WHAT IS ASKED: Your answer should be one number: the count of lines in these entries that hold the word "zoneB".

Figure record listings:
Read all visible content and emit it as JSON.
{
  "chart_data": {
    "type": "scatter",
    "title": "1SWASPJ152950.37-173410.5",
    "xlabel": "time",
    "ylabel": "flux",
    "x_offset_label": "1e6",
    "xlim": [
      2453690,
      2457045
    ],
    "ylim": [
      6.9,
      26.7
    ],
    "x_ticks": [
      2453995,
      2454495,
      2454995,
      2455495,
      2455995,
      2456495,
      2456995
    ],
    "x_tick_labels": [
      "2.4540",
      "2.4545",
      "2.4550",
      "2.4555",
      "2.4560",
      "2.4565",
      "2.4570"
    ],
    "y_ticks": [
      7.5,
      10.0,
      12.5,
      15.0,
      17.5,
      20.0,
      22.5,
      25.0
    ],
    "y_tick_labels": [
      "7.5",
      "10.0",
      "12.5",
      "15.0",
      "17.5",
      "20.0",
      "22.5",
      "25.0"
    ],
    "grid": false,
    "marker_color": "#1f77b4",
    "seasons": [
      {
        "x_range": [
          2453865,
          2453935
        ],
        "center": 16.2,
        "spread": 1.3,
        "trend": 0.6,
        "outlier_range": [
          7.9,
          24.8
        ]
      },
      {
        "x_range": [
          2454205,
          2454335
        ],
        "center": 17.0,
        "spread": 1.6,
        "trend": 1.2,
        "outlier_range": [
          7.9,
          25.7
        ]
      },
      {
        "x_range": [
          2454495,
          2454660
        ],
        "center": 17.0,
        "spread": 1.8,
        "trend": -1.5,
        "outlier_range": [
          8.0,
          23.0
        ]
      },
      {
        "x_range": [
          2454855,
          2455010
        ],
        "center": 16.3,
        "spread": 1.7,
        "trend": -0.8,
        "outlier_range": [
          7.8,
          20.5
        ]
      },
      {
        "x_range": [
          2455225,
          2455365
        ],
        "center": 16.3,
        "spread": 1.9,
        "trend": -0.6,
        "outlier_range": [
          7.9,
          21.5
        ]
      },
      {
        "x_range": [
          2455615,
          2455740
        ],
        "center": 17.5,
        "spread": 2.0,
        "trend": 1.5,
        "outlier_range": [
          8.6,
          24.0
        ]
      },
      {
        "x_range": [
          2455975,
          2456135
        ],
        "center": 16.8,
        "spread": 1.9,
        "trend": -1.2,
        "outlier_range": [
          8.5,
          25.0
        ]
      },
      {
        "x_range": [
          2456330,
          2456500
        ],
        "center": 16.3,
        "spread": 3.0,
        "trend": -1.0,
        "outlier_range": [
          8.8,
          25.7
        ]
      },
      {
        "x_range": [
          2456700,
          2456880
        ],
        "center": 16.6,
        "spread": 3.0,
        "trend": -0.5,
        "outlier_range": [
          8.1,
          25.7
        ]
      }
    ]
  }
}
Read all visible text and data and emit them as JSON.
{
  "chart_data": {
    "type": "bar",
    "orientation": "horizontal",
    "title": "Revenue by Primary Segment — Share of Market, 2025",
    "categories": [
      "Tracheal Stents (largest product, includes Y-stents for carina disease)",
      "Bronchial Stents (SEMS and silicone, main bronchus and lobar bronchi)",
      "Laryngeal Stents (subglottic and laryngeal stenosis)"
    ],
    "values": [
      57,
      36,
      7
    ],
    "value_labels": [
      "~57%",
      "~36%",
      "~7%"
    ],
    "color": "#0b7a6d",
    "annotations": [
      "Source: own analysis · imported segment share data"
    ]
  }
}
---
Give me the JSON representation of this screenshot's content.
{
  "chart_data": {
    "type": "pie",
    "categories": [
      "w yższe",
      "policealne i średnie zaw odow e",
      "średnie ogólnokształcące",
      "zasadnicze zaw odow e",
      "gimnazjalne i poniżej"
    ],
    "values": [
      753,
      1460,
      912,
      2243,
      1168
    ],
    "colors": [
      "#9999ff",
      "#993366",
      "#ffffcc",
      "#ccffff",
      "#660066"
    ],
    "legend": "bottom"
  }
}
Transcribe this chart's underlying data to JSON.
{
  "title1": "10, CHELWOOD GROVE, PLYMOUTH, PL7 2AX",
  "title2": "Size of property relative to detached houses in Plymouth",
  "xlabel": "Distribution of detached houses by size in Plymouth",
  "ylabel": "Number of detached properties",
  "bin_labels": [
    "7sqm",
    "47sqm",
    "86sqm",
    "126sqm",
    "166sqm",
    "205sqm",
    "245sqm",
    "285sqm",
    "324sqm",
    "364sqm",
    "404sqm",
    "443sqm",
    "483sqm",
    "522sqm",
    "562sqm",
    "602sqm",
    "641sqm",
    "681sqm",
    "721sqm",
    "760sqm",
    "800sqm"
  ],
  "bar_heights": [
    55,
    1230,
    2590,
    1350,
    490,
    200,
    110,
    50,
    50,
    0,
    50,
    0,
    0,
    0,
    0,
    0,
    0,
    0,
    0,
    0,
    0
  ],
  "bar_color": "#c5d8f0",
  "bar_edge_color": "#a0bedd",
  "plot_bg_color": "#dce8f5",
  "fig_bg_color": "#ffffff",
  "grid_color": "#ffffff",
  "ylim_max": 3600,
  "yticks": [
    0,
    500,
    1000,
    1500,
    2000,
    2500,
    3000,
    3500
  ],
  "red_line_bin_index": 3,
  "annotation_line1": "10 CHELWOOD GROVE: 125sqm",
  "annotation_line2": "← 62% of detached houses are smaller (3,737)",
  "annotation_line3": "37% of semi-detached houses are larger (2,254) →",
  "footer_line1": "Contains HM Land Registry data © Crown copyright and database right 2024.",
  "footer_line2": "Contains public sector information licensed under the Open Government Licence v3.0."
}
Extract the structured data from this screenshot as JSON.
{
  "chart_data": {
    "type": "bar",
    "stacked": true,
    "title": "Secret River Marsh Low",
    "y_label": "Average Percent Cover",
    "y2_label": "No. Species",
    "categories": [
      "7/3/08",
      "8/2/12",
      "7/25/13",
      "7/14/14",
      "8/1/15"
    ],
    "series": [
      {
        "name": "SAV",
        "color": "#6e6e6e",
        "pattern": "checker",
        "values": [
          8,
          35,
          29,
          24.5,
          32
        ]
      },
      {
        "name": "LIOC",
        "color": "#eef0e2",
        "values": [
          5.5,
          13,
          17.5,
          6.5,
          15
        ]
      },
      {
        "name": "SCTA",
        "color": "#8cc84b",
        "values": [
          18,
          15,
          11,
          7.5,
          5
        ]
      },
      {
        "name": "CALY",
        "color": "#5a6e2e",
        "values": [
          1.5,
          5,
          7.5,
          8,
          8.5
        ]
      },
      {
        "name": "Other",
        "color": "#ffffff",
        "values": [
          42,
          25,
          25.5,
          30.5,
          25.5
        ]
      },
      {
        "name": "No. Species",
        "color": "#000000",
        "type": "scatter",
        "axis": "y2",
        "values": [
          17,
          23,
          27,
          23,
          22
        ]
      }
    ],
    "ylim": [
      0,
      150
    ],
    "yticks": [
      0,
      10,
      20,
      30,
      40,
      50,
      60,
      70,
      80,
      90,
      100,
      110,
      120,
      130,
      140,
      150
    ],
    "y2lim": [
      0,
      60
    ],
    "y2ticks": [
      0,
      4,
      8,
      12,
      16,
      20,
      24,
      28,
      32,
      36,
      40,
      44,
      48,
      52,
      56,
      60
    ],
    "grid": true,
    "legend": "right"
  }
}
---
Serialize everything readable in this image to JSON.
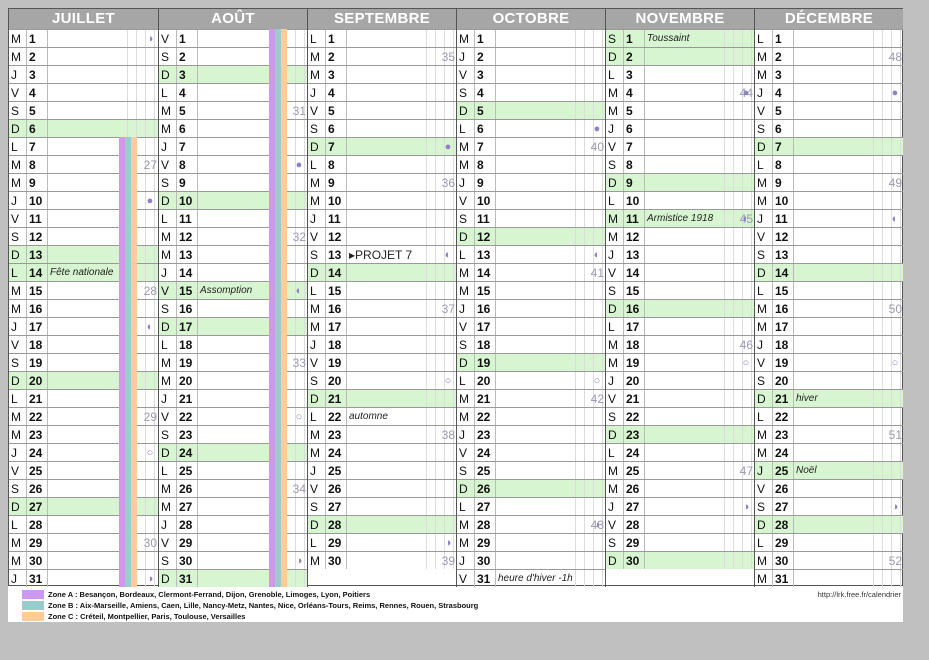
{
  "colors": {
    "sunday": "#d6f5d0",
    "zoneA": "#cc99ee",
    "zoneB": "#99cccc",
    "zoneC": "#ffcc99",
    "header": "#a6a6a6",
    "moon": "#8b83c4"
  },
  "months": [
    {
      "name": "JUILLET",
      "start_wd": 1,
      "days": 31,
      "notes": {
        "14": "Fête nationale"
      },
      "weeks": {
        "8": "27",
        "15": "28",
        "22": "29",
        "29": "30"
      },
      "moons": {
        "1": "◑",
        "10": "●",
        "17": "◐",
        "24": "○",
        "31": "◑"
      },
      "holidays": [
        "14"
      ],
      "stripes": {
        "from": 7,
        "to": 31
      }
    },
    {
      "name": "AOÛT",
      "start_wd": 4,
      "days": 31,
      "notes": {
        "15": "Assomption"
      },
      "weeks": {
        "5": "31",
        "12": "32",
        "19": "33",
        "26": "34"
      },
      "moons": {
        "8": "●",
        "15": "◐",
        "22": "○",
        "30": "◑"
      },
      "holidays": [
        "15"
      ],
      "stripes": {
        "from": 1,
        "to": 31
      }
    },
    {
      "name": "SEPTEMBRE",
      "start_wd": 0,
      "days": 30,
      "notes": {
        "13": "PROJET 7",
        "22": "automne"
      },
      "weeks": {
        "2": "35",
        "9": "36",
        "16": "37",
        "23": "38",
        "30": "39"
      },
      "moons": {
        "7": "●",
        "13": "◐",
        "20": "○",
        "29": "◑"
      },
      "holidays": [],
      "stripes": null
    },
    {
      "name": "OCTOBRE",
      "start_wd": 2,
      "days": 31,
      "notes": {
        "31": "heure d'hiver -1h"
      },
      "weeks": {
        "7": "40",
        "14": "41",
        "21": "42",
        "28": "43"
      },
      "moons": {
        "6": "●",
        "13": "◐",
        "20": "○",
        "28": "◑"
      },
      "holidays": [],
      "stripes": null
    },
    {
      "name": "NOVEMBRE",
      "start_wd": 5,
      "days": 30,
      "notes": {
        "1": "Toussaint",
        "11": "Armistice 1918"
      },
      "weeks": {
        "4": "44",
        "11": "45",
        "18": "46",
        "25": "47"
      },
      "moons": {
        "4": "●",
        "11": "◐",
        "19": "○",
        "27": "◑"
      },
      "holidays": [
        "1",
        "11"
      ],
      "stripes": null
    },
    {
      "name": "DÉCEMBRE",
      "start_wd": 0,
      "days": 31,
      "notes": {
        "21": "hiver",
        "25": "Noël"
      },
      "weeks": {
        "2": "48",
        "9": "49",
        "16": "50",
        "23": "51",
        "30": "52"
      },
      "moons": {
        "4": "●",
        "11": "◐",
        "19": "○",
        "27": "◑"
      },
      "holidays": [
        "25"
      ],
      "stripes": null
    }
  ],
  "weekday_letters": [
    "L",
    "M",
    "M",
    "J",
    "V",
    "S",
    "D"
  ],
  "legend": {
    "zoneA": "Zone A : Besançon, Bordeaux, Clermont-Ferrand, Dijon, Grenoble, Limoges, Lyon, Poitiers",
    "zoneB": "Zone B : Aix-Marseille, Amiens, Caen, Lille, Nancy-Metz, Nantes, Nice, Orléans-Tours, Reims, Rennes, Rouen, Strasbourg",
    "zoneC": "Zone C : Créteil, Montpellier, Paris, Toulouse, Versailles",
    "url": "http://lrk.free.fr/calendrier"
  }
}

RESULT OF THIS EXERCISE: 2